§ Direction 1: Name every person the NFL excerpt identifies by name.

NFL owners are expected to spend 3 to 3½ hours evaluating league policies on domestic violence and sexual assault, according to USA Today.

Adrian Peterson, the embattled Minnesota Vikings running back, appeared in court on Wednesday to face charges of reckless or negligent injury to a child on the same day all 32 NFL owners are set to meet for the first time since the fallout of the Ray Rice scandal.

Peterson, who is expected to plead not guilty, is currently inactive in the wake of allegations that he abused his 4-year-old son with a tree branch. He is currently banned from all Vikings activities until the legal case has concluded. Still, he is still receiving his full $11.75 million salary.

Related: Russell Wilson launches anti-domestic violence campaign

Peterson has never denied striking his child, but he has maintained that his intent was to simply punish, not physically injure his son. The accusations against Peterson came after the indefinite suspension of Baltimore Ravens running back Ray Rice for domestic abuse, which kicked off weeks of bad press for the NFL. 

NFL owners are expected to spend 3 to 3½ hours on Wednesday evaluating league policies on domestic violence and sexual assault, according to USA Today. The meeting is taking place while an independent investigation seeks to determine what the league knew about the Ray Rice domestic violence incident in February, and when did they know it.

"The main thing that I'd like to see is and we are doing it is implementing programs to help prevent these issues from occurring," Houston Texans owner Bob McNair told USA Today. "You know there's been all this focus on the punishment side. We need to eliminate the incidents."

§ Given records:
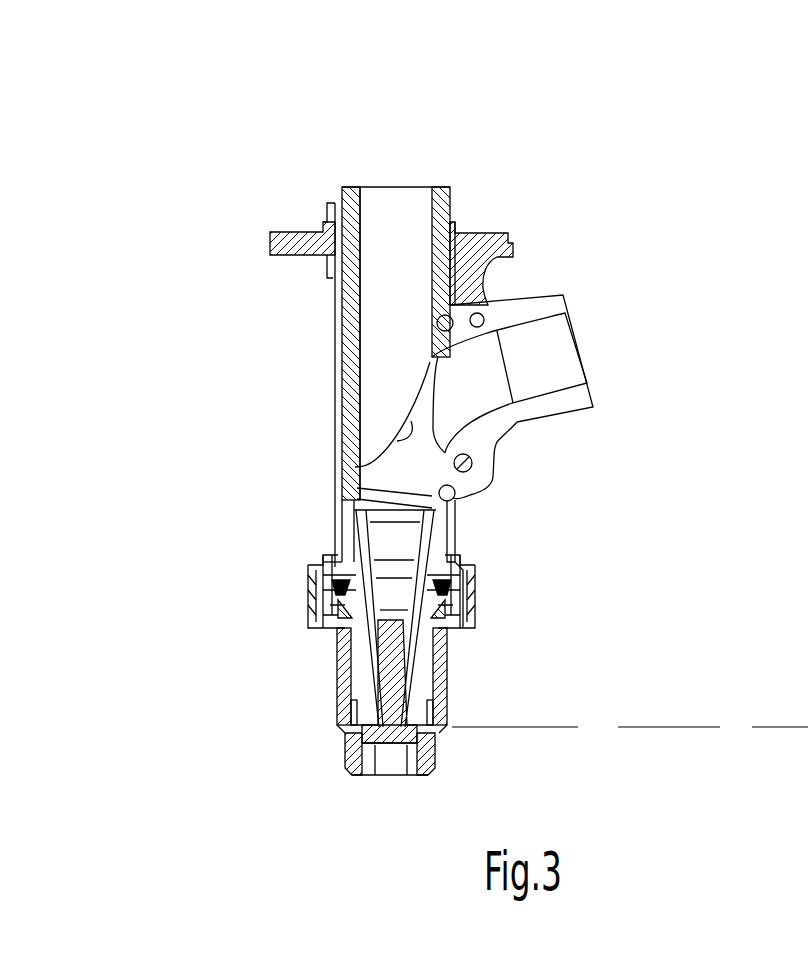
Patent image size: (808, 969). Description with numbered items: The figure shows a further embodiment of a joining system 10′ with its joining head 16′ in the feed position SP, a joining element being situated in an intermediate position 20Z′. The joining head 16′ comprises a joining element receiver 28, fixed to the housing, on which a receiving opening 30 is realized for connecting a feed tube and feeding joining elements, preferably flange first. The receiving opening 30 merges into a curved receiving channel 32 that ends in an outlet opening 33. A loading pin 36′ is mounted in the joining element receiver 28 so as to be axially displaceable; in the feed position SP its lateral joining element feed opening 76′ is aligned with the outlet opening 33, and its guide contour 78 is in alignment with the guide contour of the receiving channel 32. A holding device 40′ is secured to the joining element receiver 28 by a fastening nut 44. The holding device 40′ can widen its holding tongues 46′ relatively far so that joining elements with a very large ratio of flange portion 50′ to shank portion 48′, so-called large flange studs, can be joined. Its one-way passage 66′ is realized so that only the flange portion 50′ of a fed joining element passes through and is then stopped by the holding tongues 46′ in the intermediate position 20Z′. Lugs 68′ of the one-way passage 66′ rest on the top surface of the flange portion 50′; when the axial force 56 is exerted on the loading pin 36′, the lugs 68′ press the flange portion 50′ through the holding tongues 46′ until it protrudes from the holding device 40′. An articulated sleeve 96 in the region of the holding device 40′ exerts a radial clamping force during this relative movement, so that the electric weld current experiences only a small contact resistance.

The joining system 10′ is at (263, 163).
The axial force 56 is at (397, 151).
The loading pin 36′ is at (403, 198).
The joining element receiver 28 is at (487, 243).
The joining head 16′ is at (567, 246).
The receiving channel 32 is at (558, 338).
The receiving opening 30 is at (588, 361).
The outlet opening 33 is at (430, 388).
The guide contour 78 is at (409, 420).
The lateral joining element feed opening 76′ is at (438, 413).
The lugs 68′ is at (365, 545).
The one-way passage 66′ is at (478, 556).
The feed position SP is at (623, 577).
The fastening nut 44 is at (317, 628).
The holding device 40′ is at (510, 626).
The shank portion 48′ is at (370, 687).
The articulated sleeve 96 is at (430, 683).
The flange portion 50′ is at (347, 732).
The holding tongues 46′ is at (437, 748).
The intermediate position 20Z′ is at (386, 737).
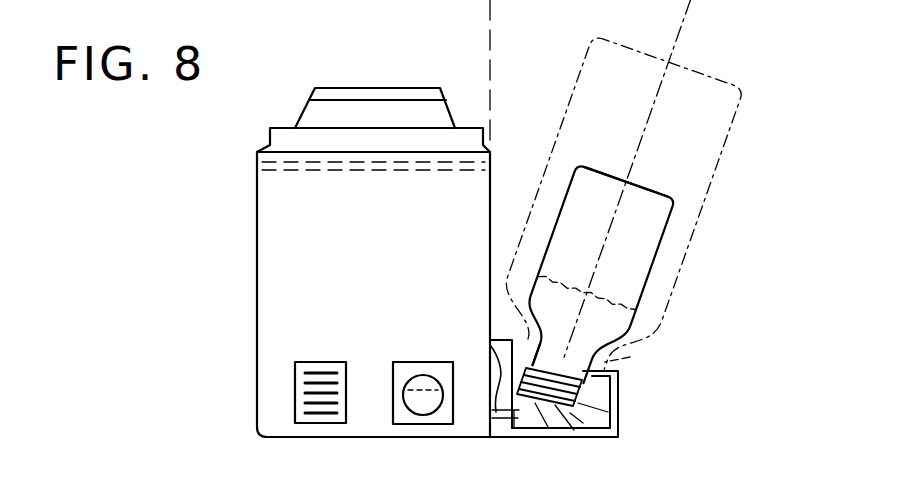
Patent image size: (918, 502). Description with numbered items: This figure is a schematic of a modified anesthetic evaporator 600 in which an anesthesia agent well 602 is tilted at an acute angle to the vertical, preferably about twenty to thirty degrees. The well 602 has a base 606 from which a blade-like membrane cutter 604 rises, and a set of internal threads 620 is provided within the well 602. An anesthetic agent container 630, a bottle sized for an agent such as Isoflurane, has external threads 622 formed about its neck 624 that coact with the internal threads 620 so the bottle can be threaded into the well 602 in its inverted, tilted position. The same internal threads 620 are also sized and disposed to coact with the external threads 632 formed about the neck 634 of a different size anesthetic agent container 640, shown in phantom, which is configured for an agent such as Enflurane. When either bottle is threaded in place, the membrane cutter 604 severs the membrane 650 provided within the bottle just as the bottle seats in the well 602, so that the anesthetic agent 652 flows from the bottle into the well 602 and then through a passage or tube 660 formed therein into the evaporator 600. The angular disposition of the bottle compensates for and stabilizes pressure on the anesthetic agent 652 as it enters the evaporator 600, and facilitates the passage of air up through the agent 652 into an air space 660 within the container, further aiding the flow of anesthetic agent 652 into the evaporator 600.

§ Direction 2: In the listing, swap "embodiment" for "version" and rewrite everything from the start of the listing through the line holding "The joining element receiver 28 is", inclusive, changing nothing else and leaving out the pictures.

§ Full response 1: Adrian Peterson, Ray Rice, Russell Wilson, Bob McNair

§ Full response 2:
Patent image size: (808, 969). Description with numbered items: The figure shows a further version of a joining system 10′ with its joining head 16′ in the feed position SP, a joining element being situated in an intermediate position 20Z′. The joining head 16′ comprises a joining element receiver 28, fixed to the housing, on which a receiving opening 30 is realized for connecting a feed tube and feeding joining elements, preferably flange first. The receiving opening 30 merges into a curved receiving channel 32 that ends in an outlet opening 33. A loading pin 36′ is mounted in the joining element receiver 28 so as to be axially displaceable; in the feed position SP its lateral joining element feed opening 76′ is aligned with the outlet opening 33, and its guide contour 78 is in alignment with the guide contour of the receiving channel 32. A holding device 40′ is secured to the joining element receiver 28 by a fastening nut 44. The holding device 40′ can widen its holding tongues 46′ relatively far so that joining elements with a very large ratio of flange portion 50′ to shank portion 48′, so-called large flange studs, can be joined. Its one-way passage 66′ is realized so that only the flange portion 50′ of a fed joining element passes through and is then stopped by the holding tongues 46′ in the intermediate position 20Z′. Lugs 68′ of the one-way passage 66′ rest on the top surface of the flange portion 50′; when the axial force 56 is exerted on the loading pin 36′, the lugs 68′ press the flange portion 50′ through the holding tongues 46′ until it protrudes from the holding device 40′. An articulated sleeve 96 in the region of the holding device 40′ exerts a radial clamping force during this relative movement, so that the electric weld current experiences only a small contact resistance.

The joining system 10′ is at (263, 163).
The axial force 56 is at (397, 151).
The loading pin 36′ is at (403, 198).
The joining element receiver 28 is at (487, 243).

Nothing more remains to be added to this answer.